Recorded data
------------------------------------

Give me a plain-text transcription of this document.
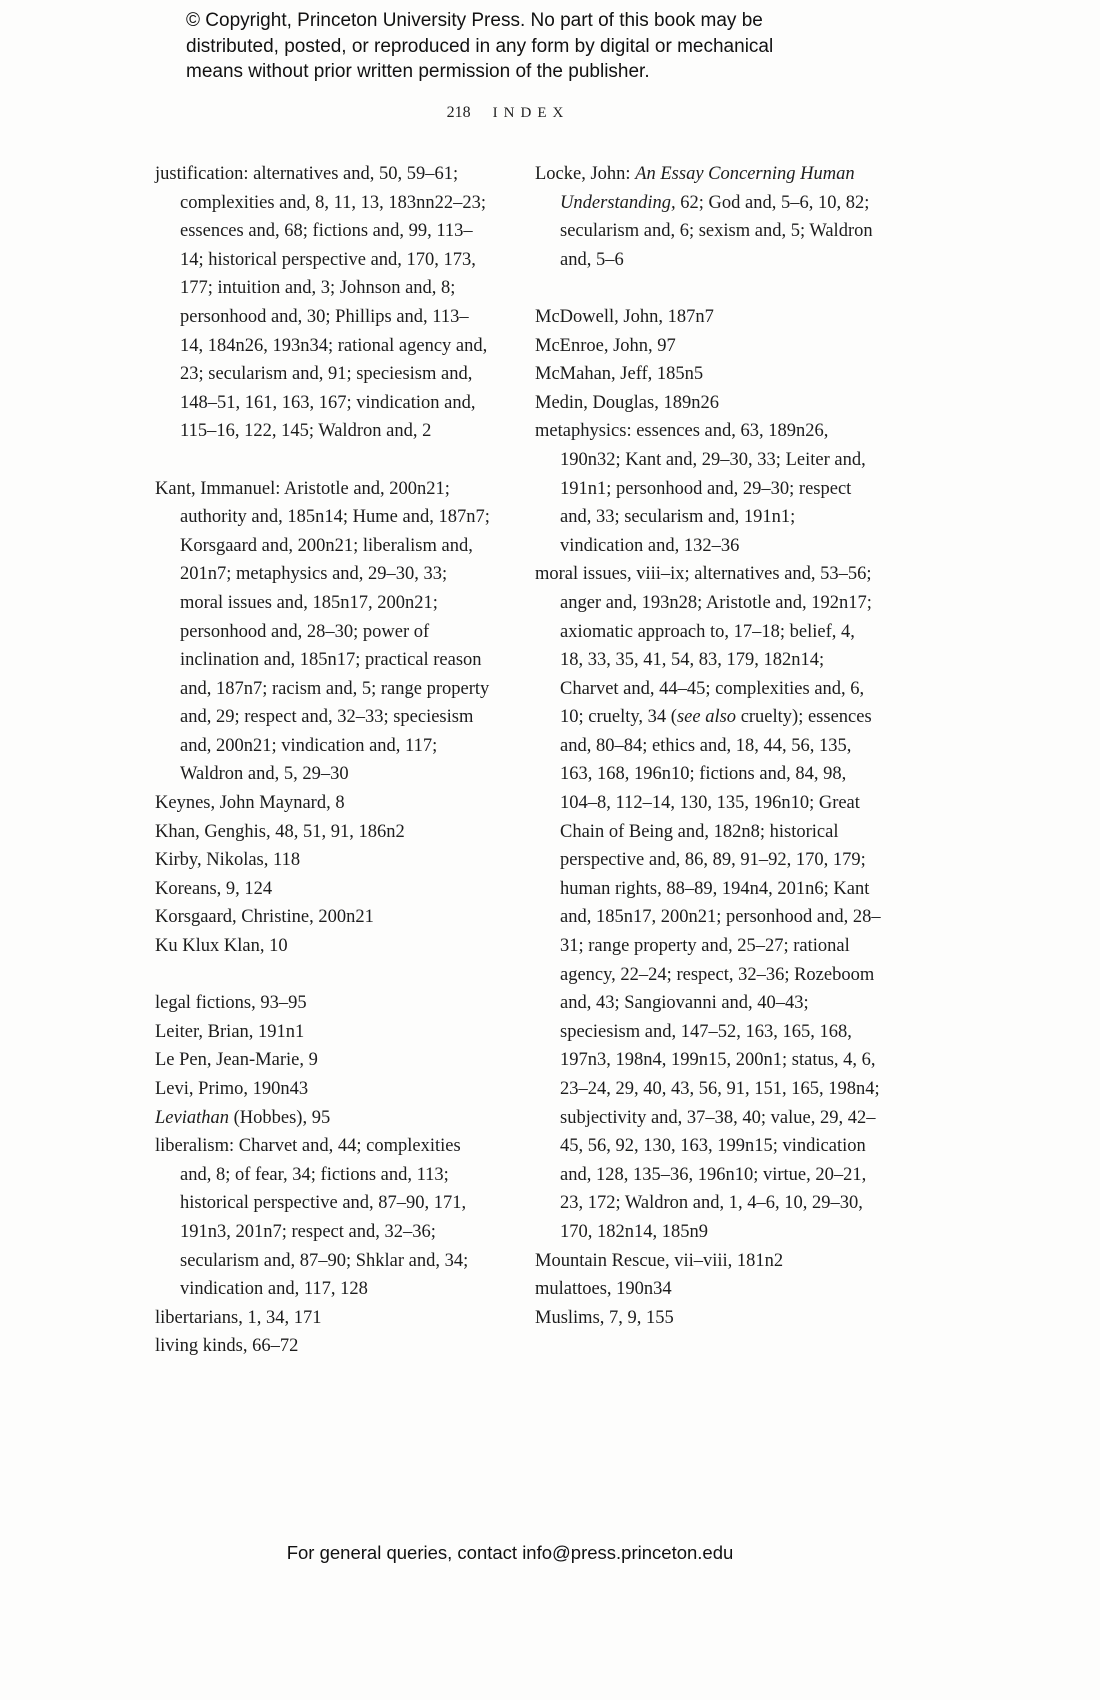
© Copyright, Princeton University Press. No part of this book may be
distributed, posted, or reproduced in any form by digital or mechanical
means without prior written permission of the publisher.
218 INDEX

justification: alternatives and, 50, 59–61; complexities and, 8, 11, 13, 183nn22–23; essences and, 68; fictions and, 99, 113–14; historical perspective and, 170, 173, 177; intuition and, 3; Johnson and, 8; personhood and, 30; Phillips and, 113–14, 184n26, 193n34; rational agency and, 23; secularism and, 91; speciesism and, 148–51, 161, 163, 167; vindication and, 115–16, 122, 145; Waldron and, 2

Kant, Immanuel: Aristotle and, 200n21; authority and, 185n14; Hume and, 187n7; Korsgaard and, 200n21; liberalism and, 201n7; metaphysics and, 29–30, 33; moral issues and, 185n17, 200n21; personhood and, 28–30; power of inclination and, 185n17; practical reason and, 187n7; racism and, 5; range property and, 29; respect and, 32–33; speciesism and, 200n21; vindication and, 117; Waldron and, 5, 29–30

Keynes, John Maynard, 8

Khan, Genghis, 48, 51, 91, 186n2

Kirby, Nikolas, 118

Koreans, 9, 124

Korsgaard, Christine, 200n21

Ku Klux Klan, 10

legal fictions, 93–95

Leiter, Brian, 191n1

Le Pen, Jean-Marie, 9

Levi, Primo, 190n43

Leviathan (Hobbes), 95

liberalism: Charvet and, 44; complexities and, 8; of fear, 34; fictions and, 113; historical perspective and, 87–90, 171, 191n3, 201n7; respect and, 32–36; secularism and, 87–90; Shklar and, 34; vindication and, 117, 128

libertarians, 1, 34, 171

living kinds, 66–72

Locke, John: An Essay Concerning Human Understanding, 62; God and, 5–6, 10, 82; secularism and, 6; sexism and, 5; Waldron and, 5–6

McDowell, John, 187n7

McEnroe, John, 97

McMahan, Jeff, 185n5

Medin, Douglas, 189n26

metaphysics: essences and, 63, 189n26, 190n32; Kant and, 29–30, 33; Leiter and, 191n1; personhood and, 29–30; respect and, 33; secularism and, 191n1; vindication and, 132–36

moral issues, viii–ix; alternatives and, 53–56; anger and, 193n28; Aristotle and, 192n17; axiomatic approach to, 17–18; belief, 4, 18, 33, 35, 41, 54, 83, 179, 182n14; Charvet and, 44–45; complexities and, 6, 10; cruelty, 34 (see also cruelty); essences and, 80–84; ethics and, 18, 44, 56, 135, 163, 168, 196n10; fictions and, 84, 98, 104–8, 112–14, 130, 135, 196n10; Great Chain of Being and, 182n8; historical perspective and, 86, 89, 91–92, 170, 179; human rights, 88–89, 194n4, 201n6; Kant and, 185n17, 200n21; personhood and, 28–31; range property and, 25–27; rational agency, 22–24; respect, 32–36; Rozeboom and, 43; Sangiovanni and, 40–43; speciesism and, 147–52, 163, 165, 168, 197n3, 198n4, 199n15, 200n1; status, 4, 6, 23–24, 29, 40, 43, 56, 91, 151, 165, 198n4; subjectivity and, 37–38, 40; value, 29, 42–45, 56, 92, 130, 163, 199n15; vindication and, 128, 135–36, 196n10; virtue, 20–21, 23, 172; Waldron and, 1, 4–6, 10, 29–30, 170, 182n14, 185n9

Mountain Rescue, vii–viii, 181n2

mulattoes, 190n34

Muslims, 7, 9, 155

For general queries, contact info@press.princeton.edu
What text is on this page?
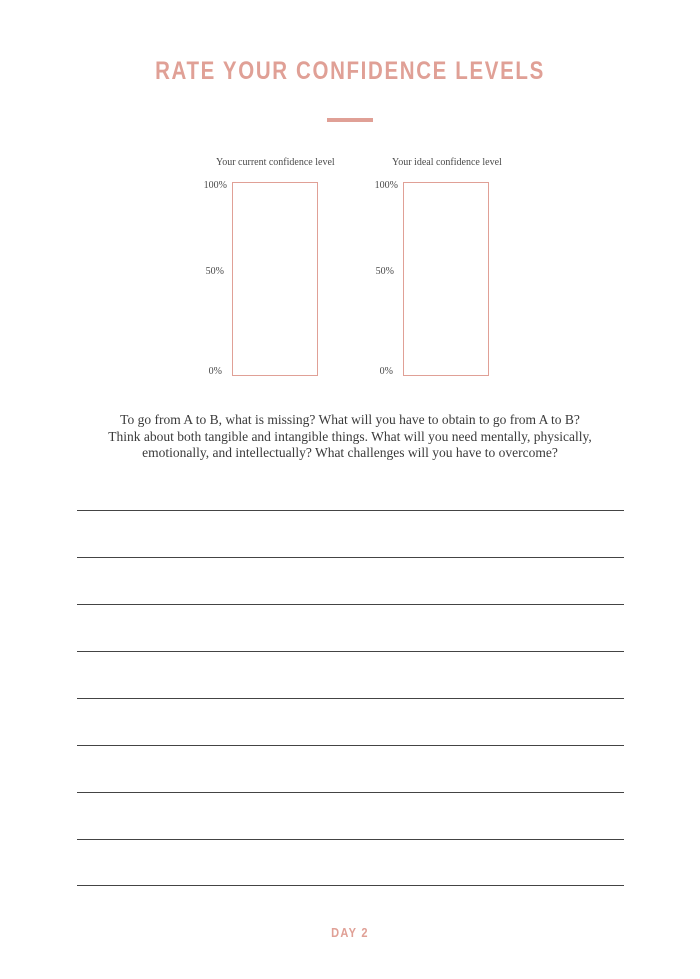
RATE YOUR CONFIDENCE LEVELS
Your current confidence level
100%
50%
0%
Your ideal confidence level
100%
50%
0%
To go from A to B, what is missing? What will you have to obtain to go from A to B?
Think about both tangible and intangible things. What will you need mentally, physically,
emotionally, and intellectually? What challenges will you have to overcome?
DAY 2
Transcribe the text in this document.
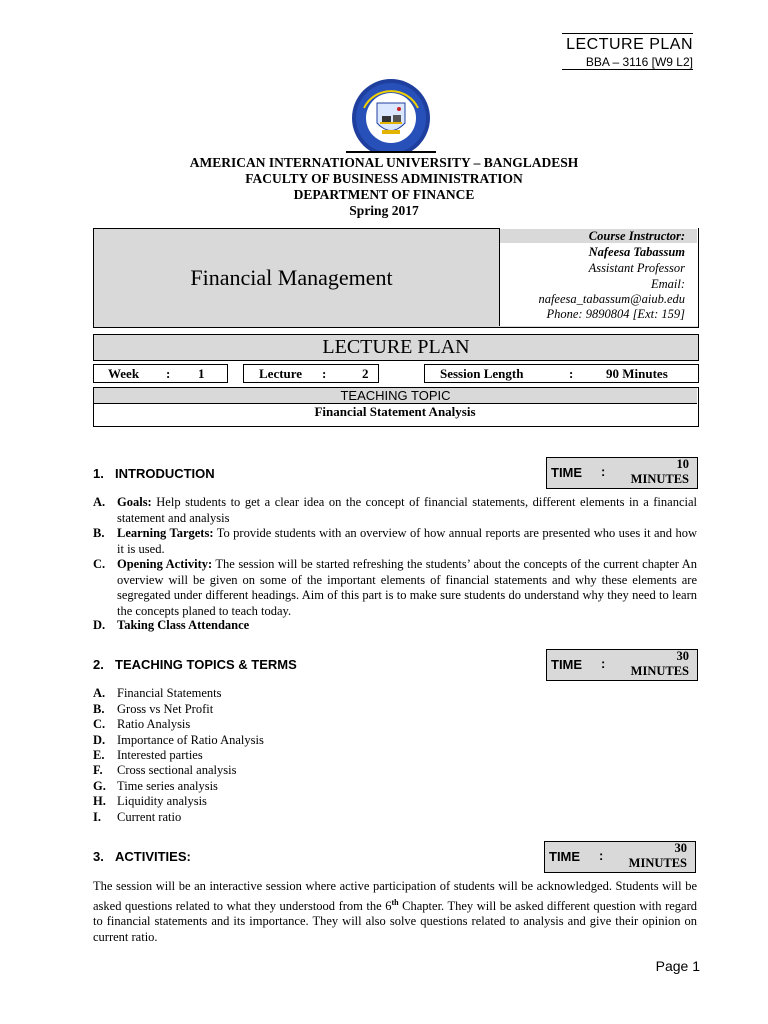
LECTURE PLAN
BBA – 3116 [W9 L2]
AMERICAN INTERNATIONAL UNIVERSITY – BANGLADESH
FACULTY OF BUSINESS ADMINISTRATION
DEPARTMENT OF FINANCE
Spring 2017
Financial Management
Course Instructor:
Nafeesa Tabassum
Assistant Professor
Email:
nafeesa_tabassum@aiub.edu
Phone: 9890804 [Ext: 159]
LECTURE PLAN
Week : 1	Lecture :	2	Session Length	:	90 Minutes
TEACHING TOPIC
Financial Statement Analysis
1. INTRODUCTION	TIME :	10
MINUTES
A. Goals: Help students to get a clear idea on the concept of financial statements, different elements in a financial statement and analysis
B. Learning Targets: To provide students with an overview of how annual reports are presented who uses it and how it is used.
C. Opening Activity: The session will be started refreshing the students’ about the concepts of the current chapter An overview will be given on some of the important elements of financial statements and why these elements are segregated under different headings. Aim of this part is to make sure students do understand why they need to learn the concepts planed to teach today.
D. Taking Class Attendance
2. TEACHING TOPICS & TERMS	TIME :	30
MINUTES
A. Financial Statements
B. Gross vs Net Profit
C. Ratio Analysis
D. Importance of Ratio Analysis
E. Interested parties
F. Cross sectional analysis
G. Time series analysis
H. Liquidity analysis
I. Current ratio
3. ACTIVITIES:	TIME :	30
MINUTES
The session will be an interactive session where active participation of students will be acknowledged. Students will be asked questions related to what they understood from the 6th Chapter. They will be asked different question with regard to financial statements and its importance. They will also solve questions related to analysis and give their opinion on current ratio.
Page 1
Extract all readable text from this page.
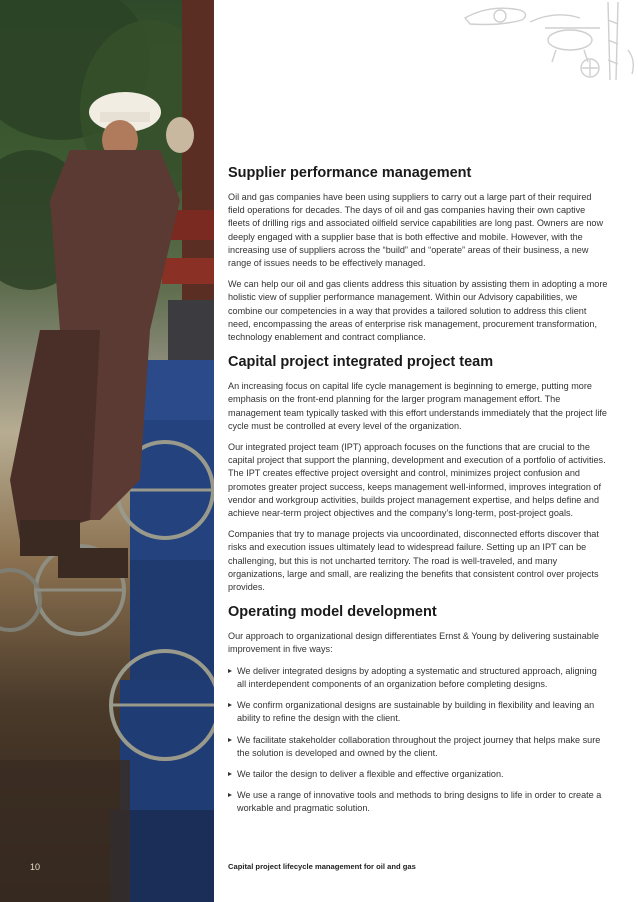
10
Supplier performance management

Oil and gas companies have been using suppliers to carry out a large part of their required field operations for decades. The days of oil and gas companies having their own captive fleets of drilling rigs and associated oilfield service capabilities are long past. Owners are now deeply engaged with a supplier base that is both effective and mobile. However, with the increasing use of suppliers across the “build” and “operate” areas of their business, a new range of issues needs to be effectively managed.

We can help our oil and gas clients address this situation by assisting them in adopting a more holistic view of supplier performance management. Within our Advisory capabilities, we combine our competencies in a way that provides a tailored solution to address this client need, encompassing the areas of enterprise risk management, procurement transformation, technology enablement and contract compliance.

Capital project integrated project team

An increasing focus on capital life cycle management is beginning to emerge, putting more emphasis on the front-end planning for the larger program management effort. The management team typically tasked with this effort understands immediately that the project life cycle must be controlled at every level of the organization.

Our integrated project team (IPT) approach focuses on the functions that are crucial to the capital project that support the planning, development and execution of a portfolio of activities. The IPT creates effective project oversight and control, minimizes project confusion and promotes greater project success, keeps management well-informed, improves integration of vendor and workgroup activities, builds project management expertise, and helps define and achieve near-term project objectives and the company’s long-term, post-project goals.

Companies that try to manage projects via uncoordinated, disconnected efforts discover that risks and execution issues ultimately lead to widespread failure. Setting up an IPT can be challenging, but this is not uncharted territory. The road is well-traveled, and many organizations, large and small, are realizing the benefits that consistent control over projects provides.

Operating model development

Our approach to organizational design differentiates Ernst & Young by delivering sustainable improvement in five ways:

We deliver integrated designs by adopting a systematic and structured approach, aligning all interdependent components of an organization before completing designs.
We confirm organizational designs are sustainable by building in flexibility and leaving an ability to refine the design with the client.
We facilitate stakeholder collaboration throughout the project journey that helps make sure the solution is developed and owned by the client.
We tailor the design to deliver a flexible and effective organization.
We use a range of innovative tools and methods to bring designs to life in order to create a workable and pragmatic solution.
Capital project lifecycle management for oil and gas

------------------------------------

Say how many lines have the string "overview" in them, offering no words beyond the number.

2